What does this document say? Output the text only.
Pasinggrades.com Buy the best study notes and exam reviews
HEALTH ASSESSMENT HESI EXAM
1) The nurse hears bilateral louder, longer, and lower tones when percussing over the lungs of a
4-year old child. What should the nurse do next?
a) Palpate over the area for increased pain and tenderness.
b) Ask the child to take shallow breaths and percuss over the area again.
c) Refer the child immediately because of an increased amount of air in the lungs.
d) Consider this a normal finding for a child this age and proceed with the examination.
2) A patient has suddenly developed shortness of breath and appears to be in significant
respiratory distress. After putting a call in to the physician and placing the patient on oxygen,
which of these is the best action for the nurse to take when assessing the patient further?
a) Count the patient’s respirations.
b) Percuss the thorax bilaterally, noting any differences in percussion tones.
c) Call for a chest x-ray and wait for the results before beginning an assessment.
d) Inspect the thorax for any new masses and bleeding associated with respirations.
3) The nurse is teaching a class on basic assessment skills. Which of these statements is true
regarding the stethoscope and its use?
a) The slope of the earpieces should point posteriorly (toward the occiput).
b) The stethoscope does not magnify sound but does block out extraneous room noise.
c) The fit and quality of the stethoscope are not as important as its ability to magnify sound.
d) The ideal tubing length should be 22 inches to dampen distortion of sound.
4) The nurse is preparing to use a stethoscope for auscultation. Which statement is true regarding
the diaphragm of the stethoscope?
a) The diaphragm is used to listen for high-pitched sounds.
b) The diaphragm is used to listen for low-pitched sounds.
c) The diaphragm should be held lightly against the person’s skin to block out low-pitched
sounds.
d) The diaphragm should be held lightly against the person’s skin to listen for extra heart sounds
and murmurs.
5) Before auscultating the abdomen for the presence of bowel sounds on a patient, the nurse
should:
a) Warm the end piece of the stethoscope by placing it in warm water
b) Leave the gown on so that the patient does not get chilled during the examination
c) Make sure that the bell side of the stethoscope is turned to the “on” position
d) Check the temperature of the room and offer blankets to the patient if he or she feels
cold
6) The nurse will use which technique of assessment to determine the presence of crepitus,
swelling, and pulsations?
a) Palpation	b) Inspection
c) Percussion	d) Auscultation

> **SHORT PROBLEM**:
Working from the entries above, return all lines that contain "child".

> **RESULT OF THE EXERCISE**:
4-year old child. What should the nurse do next?
b) Ask the child to take shallow breaths and percuss over the area again.
c) Refer the child immediately because of an increased amount of air in the lungs.
d) Consider this a normal finding for a child this age and proceed with the examination.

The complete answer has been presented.